[Start]

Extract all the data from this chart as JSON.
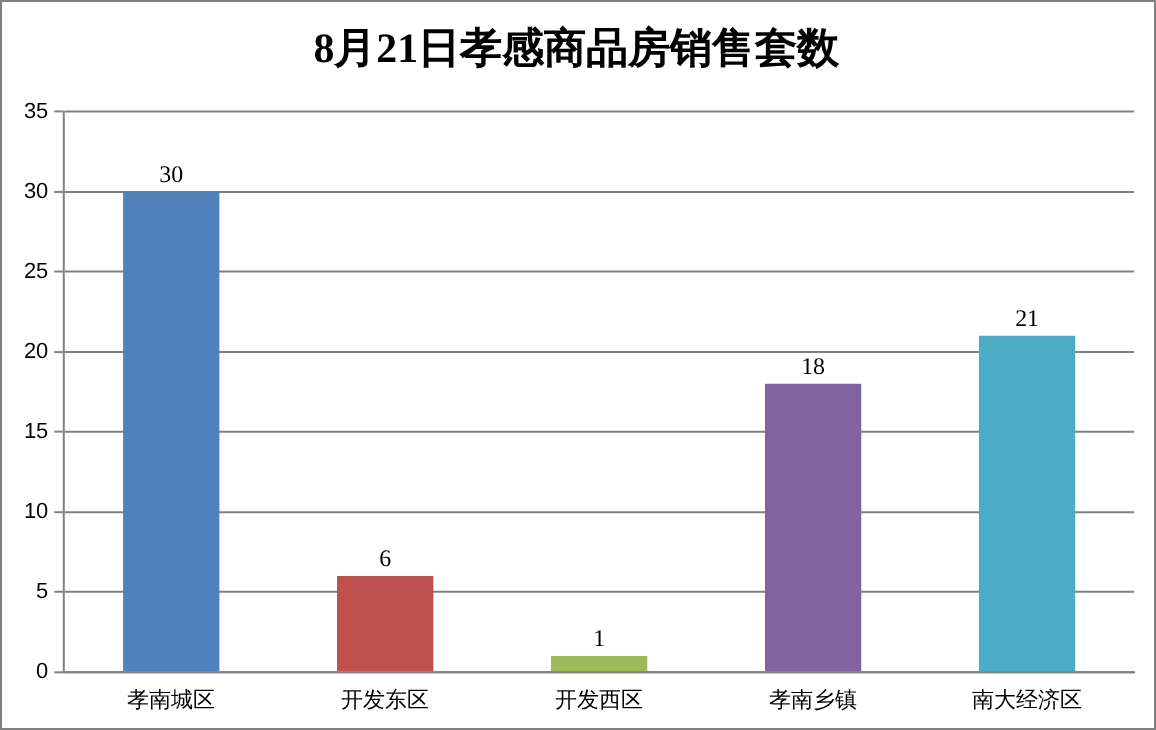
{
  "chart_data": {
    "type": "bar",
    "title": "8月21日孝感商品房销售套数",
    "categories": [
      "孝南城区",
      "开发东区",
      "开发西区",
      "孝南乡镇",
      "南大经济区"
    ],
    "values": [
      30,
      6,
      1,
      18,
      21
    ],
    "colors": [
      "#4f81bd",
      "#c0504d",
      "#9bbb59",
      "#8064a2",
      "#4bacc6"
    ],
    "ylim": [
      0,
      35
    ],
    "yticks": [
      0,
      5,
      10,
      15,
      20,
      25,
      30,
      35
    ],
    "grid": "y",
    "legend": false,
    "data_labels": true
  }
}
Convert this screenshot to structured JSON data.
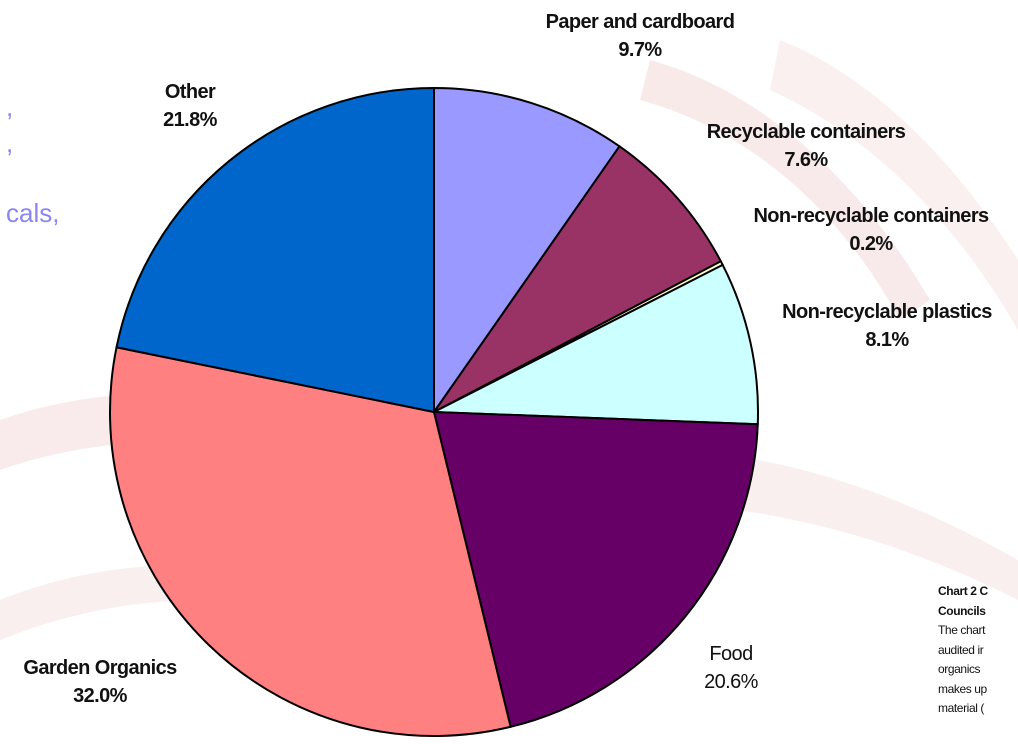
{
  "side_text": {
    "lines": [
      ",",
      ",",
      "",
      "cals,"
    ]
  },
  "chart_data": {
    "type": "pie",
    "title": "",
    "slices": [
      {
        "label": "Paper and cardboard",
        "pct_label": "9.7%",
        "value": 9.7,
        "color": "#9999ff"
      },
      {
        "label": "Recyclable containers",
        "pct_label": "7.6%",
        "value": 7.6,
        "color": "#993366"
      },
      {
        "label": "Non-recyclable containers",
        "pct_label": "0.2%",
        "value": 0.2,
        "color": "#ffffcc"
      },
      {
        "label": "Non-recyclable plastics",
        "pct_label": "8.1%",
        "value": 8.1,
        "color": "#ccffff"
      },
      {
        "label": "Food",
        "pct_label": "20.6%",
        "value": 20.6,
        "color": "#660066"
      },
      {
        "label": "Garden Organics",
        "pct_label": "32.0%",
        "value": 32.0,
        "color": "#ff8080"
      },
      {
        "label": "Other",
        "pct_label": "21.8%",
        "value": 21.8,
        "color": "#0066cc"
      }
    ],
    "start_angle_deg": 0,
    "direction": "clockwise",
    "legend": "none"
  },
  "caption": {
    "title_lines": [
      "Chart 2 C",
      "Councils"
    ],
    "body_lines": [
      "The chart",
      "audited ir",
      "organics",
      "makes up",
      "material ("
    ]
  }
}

[End]

* To be done *
Copy out all lines where the word "this" appears.

* Answer below *
Extract all the data from this chart as JSON.
Convert this screenshot to structured JSON data.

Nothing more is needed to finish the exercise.